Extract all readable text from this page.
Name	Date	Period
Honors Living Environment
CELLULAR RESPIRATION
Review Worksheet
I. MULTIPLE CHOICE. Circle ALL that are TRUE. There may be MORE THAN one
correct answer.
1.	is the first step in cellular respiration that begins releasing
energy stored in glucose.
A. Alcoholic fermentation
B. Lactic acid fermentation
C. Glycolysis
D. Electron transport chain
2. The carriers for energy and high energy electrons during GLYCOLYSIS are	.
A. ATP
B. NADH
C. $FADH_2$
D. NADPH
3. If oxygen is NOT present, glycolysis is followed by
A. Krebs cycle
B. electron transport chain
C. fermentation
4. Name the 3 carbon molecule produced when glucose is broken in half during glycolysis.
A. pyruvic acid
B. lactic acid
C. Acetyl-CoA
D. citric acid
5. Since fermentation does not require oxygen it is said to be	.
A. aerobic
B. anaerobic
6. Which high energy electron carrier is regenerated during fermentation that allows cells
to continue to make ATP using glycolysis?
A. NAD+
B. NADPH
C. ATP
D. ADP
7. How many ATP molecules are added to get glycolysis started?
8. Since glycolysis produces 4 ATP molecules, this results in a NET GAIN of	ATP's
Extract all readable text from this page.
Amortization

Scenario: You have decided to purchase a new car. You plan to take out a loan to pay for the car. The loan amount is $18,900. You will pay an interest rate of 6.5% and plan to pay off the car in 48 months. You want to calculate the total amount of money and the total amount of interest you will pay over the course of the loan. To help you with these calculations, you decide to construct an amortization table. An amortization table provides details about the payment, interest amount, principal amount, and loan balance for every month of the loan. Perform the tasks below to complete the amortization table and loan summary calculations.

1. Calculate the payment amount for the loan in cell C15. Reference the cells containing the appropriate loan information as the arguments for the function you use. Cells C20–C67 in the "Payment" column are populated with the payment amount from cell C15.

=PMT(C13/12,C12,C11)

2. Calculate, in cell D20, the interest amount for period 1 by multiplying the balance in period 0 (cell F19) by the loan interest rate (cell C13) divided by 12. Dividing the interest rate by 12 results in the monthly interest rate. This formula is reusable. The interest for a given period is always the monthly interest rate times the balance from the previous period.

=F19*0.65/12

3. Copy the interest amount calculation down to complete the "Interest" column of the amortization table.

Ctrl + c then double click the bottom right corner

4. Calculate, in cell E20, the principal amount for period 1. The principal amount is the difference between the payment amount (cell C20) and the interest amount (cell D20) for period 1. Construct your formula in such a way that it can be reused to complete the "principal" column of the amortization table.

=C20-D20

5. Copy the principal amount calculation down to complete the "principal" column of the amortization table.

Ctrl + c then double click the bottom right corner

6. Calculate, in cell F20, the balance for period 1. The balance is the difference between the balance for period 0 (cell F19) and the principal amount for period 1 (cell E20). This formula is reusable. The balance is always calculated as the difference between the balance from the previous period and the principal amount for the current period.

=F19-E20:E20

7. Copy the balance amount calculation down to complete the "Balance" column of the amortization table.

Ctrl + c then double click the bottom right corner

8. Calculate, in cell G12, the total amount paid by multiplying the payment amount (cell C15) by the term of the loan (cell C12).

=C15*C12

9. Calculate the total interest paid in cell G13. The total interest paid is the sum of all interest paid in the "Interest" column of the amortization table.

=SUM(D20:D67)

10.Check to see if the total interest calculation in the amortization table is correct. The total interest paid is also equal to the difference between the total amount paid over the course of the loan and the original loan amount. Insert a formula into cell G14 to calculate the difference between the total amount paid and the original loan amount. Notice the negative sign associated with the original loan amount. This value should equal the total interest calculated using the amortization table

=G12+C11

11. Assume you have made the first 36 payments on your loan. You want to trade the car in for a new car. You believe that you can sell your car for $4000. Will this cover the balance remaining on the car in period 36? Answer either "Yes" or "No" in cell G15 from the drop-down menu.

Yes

Problem: Produce the whole listing again, exactly as it reads above.

Exercise output:
Extract all readable text from this page.
Name	Date	Period
Honors Living Environment
CELLULAR RESPIRATION
Review Worksheet
I. MULTIPLE CHOICE. Circle ALL that are TRUE. There may be MORE THAN one
correct answer.
1.	is the first step in cellular respiration that begins releasing
energy stored in glucose.
A. Alcoholic fermentation
B. Lactic acid fermentation
C. Glycolysis
D. Electron transport chain
2. The carriers for energy and high energy electrons during GLYCOLYSIS are	.
A. ATP
B. NADH
C. $FADH_2$
D. NADPH
3. If oxygen is NOT present, glycolysis is followed by
A. Krebs cycle
B. electron transport chain
C. fermentation
4. Name the 3 carbon molecule produced when glucose is broken in half during glycolysis.
A. pyruvic acid
B. lactic acid
C. Acetyl-CoA
D. citric acid
5. Since fermentation does not require oxygen it is said to be	.
A. aerobic
B. anaerobic
6. Which high energy electron carrier is regenerated during fermentation that allows cells
to continue to make ATP using glycolysis?
A. NAD+
B. NADPH
C. ATP
D. ADP
7. How many ATP molecules are added to get glycolysis started?
8. Since glycolysis produces 4 ATP molecules, this results in a NET GAIN of	ATP's
Extract all readable text from this page.
Amortization

Scenario: You have decided to purchase a new car. You plan to take out a loan to pay for the car. The loan amount is $18,900. You will pay an interest rate of 6.5% and plan to pay off the car in 48 months. You want to calculate the total amount of money and the total amount of interest you will pay over the course of the loan. To help you with these calculations, you decide to construct an amortization table. An amortization table provides details about the payment, interest amount, principal amount, and loan balance for every month of the loan. Perform the tasks below to complete the amortization table and loan summary calculations.

1. Calculate the payment amount for the loan in cell C15. Reference the cells containing the appropriate loan information as the arguments for the function you use. Cells C20–C67 in the "Payment" column are populated with the payment amount from cell C15.

=PMT(C13/12,C12,C11)

2. Calculate, in cell D20, the interest amount for period 1 by multiplying the balance in period 0 (cell F19) by the loan interest rate (cell C13) divided by 12. Dividing the interest rate by 12 results in the monthly interest rate. This formula is reusable. The interest for a given period is always the monthly interest rate times the balance from the previous period.

=F19*0.65/12

3. Copy the interest amount calculation down to complete the "Interest" column of the amortization table.

Ctrl + c then double click the bottom right corner

4. Calculate, in cell E20, the principal amount for period 1. The principal amount is the difference between the payment amount (cell C20) and the interest amount (cell D20) for period 1. Construct your formula in such a way that it can be reused to complete the "principal" column of the amortization table.

=C20-D20

5. Copy the principal amount calculation down to complete the "principal" column of the amortization table.

Ctrl + c then double click the bottom right corner

6. Calculate, in cell F20, the balance for period 1. The balance is the difference between the balance for period 0 (cell F19) and the principal amount for period 1 (cell E20). This formula is reusable. The balance is always calculated as the difference between the balance from the previous period and the principal amount for the current period.

=F19-E20:E20

7. Copy the balance amount calculation down to complete the "Balance" column of the amortization table.

Ctrl + c then double click the bottom right corner

8. Calculate, in cell G12, the total amount paid by multiplying the payment amount (cell C15) by the term of the loan (cell C12).

=C15*C12

9. Calculate the total interest paid in cell G13. The total interest paid is the sum of all interest paid in the "Interest" column of the amortization table.

=SUM(D20:D67)

10.Check to see if the total interest calculation in the amortization table is correct. The total interest paid is also equal to the difference between the total amount paid over the course of the loan and the original loan amount. Insert a formula into cell G14 to calculate the difference between the total amount paid and the original loan amount. Notice the negative sign associated with the original loan amount. This value should equal the total interest calculated using the amortization table

=G12+C11

11. Assume you have made the first 36 payments on your loan. You want to trade the car in for a new car. You believe that you can sell your car for $4000. Will this cover the balance remaining on the car in period 36? Answer either "Yes" or "No" in cell G15 from the drop-down menu.

Yes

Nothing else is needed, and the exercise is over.